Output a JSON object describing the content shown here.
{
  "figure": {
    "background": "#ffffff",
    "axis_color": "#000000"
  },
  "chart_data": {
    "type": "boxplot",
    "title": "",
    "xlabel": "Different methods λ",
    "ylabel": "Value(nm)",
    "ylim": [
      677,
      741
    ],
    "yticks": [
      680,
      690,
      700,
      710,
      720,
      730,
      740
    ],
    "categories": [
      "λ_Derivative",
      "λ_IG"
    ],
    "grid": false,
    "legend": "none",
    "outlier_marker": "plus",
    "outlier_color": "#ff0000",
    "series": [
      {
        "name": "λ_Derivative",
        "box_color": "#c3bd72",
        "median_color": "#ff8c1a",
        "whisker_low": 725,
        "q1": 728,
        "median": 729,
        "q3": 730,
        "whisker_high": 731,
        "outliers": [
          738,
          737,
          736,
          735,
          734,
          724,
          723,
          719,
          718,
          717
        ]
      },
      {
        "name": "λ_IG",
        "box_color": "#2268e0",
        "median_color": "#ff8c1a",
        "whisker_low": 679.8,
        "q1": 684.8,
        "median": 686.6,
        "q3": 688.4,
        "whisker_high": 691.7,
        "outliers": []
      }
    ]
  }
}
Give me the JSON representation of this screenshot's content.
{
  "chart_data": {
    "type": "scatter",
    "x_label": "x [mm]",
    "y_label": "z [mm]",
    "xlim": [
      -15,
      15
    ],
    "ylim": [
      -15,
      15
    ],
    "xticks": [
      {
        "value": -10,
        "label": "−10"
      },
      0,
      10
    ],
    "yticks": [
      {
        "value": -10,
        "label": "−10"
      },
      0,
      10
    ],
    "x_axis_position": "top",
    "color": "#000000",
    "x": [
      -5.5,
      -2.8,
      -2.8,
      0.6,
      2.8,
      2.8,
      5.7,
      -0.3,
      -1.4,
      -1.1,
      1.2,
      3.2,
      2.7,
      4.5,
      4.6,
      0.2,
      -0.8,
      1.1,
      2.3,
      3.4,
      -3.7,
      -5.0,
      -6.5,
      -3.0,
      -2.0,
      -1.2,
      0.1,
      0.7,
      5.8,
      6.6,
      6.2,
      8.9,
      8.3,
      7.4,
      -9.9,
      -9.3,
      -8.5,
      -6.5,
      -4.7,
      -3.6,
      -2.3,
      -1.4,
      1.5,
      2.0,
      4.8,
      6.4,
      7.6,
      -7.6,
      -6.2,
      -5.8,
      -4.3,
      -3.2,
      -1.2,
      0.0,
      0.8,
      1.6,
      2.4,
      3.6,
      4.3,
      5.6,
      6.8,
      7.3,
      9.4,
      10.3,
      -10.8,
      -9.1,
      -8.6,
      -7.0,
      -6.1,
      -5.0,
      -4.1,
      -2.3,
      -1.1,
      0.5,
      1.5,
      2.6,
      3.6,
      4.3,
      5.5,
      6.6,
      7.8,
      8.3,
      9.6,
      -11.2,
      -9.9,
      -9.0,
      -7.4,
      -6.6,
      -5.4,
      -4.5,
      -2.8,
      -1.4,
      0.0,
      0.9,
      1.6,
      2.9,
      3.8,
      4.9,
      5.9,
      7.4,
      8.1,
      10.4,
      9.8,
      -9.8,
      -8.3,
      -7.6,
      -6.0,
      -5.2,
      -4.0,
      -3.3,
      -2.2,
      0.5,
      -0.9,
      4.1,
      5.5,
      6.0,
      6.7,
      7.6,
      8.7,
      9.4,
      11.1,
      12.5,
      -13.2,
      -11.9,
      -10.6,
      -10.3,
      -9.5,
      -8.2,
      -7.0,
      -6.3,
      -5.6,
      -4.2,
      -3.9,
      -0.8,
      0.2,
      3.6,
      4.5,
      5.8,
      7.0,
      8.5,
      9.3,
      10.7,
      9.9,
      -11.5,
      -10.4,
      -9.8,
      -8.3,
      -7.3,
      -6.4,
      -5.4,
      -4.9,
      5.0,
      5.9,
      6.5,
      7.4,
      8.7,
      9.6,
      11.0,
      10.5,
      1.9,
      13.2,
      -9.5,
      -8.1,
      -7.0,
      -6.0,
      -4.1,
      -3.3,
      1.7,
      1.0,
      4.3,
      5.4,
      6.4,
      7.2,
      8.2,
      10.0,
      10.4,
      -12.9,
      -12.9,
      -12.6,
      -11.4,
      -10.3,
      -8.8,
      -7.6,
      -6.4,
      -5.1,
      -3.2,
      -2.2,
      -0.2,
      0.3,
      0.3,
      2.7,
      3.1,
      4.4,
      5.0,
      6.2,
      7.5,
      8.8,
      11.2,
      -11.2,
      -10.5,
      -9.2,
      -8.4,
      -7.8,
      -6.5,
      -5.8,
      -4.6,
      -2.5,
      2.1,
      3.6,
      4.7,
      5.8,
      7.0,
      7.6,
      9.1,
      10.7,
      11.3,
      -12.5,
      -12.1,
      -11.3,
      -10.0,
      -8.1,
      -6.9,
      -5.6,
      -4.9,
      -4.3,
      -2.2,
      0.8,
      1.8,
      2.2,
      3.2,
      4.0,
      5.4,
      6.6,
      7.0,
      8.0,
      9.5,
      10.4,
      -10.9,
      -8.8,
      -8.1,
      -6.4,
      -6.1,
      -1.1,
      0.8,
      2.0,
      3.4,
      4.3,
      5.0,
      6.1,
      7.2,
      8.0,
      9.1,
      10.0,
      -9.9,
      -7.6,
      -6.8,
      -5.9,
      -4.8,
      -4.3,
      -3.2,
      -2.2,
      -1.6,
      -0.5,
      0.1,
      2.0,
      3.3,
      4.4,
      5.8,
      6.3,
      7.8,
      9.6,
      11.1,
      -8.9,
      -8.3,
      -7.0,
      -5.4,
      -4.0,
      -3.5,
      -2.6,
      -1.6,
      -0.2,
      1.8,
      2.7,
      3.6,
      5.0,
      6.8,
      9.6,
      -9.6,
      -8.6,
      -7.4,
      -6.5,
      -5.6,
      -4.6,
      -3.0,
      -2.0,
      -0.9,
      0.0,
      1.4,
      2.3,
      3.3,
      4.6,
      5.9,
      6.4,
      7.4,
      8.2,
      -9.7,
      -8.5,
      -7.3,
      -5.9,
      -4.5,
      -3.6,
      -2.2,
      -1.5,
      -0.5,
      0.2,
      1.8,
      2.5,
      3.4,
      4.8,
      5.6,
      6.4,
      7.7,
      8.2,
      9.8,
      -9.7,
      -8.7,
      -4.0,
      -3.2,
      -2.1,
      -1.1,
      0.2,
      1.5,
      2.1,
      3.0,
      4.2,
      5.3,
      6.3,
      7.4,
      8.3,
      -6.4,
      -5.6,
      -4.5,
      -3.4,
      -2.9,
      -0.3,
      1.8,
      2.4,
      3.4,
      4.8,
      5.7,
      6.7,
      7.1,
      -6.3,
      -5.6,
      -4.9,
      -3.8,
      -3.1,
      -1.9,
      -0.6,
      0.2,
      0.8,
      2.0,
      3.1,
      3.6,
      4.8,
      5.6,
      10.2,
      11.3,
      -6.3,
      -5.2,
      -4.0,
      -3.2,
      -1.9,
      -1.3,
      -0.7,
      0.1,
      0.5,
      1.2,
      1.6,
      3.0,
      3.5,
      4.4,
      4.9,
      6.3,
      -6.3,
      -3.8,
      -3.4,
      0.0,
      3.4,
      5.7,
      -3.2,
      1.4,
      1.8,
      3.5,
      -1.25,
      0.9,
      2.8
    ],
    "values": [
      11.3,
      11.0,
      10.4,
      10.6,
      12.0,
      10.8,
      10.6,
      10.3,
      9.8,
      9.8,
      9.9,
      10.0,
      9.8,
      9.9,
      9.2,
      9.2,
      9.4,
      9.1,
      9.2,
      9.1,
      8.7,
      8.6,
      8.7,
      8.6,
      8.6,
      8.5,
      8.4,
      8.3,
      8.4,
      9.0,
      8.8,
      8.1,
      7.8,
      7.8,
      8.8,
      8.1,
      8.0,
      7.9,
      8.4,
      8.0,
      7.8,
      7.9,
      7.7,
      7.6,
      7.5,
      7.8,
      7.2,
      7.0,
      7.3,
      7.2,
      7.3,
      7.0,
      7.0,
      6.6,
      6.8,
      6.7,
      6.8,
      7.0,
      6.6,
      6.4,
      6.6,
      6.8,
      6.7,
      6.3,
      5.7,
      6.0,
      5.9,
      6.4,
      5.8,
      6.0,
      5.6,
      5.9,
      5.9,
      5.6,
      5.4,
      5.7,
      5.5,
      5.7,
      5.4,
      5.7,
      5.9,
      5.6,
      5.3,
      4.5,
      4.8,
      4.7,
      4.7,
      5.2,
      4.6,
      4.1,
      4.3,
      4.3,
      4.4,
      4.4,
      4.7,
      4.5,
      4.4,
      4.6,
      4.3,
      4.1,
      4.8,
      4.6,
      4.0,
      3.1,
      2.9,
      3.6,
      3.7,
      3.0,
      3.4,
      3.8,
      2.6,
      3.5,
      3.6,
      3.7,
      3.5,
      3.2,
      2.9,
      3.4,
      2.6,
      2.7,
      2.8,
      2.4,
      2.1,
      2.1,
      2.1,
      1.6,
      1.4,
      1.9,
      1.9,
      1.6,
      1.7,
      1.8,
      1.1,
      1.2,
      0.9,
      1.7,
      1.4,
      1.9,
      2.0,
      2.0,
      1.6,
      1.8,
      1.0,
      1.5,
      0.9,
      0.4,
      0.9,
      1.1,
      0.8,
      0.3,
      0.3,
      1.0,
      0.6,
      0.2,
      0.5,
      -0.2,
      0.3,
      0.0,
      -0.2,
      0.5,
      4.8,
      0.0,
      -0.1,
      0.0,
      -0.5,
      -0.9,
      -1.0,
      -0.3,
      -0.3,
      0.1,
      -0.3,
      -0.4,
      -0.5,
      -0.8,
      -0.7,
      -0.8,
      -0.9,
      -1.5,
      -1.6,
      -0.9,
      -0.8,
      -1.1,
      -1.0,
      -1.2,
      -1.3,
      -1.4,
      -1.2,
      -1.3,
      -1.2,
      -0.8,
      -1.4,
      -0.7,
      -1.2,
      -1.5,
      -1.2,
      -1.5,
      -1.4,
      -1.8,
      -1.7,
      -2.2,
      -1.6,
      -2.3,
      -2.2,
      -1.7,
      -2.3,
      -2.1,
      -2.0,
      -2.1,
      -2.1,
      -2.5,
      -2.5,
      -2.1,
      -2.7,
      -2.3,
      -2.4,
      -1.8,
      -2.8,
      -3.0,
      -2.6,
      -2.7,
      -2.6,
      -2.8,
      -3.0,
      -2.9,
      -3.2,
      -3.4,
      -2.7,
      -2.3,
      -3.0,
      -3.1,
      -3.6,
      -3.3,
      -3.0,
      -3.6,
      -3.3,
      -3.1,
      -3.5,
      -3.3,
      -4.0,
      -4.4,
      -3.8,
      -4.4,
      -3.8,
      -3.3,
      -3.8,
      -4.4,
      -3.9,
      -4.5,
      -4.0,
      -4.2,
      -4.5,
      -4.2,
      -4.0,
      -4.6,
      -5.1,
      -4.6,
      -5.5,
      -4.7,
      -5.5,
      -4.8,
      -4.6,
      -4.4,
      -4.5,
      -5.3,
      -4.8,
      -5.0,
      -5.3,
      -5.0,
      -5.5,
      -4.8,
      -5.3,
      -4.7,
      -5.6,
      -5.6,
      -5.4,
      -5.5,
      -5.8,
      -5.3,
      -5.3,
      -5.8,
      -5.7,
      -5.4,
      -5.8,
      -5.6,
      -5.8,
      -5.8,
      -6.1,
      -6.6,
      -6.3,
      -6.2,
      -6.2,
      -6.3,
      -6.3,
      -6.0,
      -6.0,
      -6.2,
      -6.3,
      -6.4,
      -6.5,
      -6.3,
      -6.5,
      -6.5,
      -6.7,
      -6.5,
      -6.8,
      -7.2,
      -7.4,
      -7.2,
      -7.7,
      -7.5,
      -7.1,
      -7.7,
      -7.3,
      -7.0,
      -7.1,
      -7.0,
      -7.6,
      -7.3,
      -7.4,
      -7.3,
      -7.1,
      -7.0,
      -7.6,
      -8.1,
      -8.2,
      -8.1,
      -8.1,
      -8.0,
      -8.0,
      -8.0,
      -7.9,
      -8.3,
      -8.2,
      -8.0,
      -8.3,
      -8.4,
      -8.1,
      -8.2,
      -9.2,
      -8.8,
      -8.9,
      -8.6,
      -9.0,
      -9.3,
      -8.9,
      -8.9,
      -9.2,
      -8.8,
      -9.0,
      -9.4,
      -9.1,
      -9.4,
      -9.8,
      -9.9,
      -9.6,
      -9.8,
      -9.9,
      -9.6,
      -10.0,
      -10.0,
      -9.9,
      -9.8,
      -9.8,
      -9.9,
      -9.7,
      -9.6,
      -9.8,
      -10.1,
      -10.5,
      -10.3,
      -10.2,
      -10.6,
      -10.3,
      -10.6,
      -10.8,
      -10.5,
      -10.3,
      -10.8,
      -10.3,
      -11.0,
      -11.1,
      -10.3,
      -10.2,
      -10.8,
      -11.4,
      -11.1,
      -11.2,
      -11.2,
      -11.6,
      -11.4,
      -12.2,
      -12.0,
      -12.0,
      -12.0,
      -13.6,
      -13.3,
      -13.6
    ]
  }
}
-- -- --
__Your goal__.
List all lines in the material containing the string "JSON".

__Response__.
Output a JSON object describing the content shown here.
Give me the JSON representation of this screenshot's content.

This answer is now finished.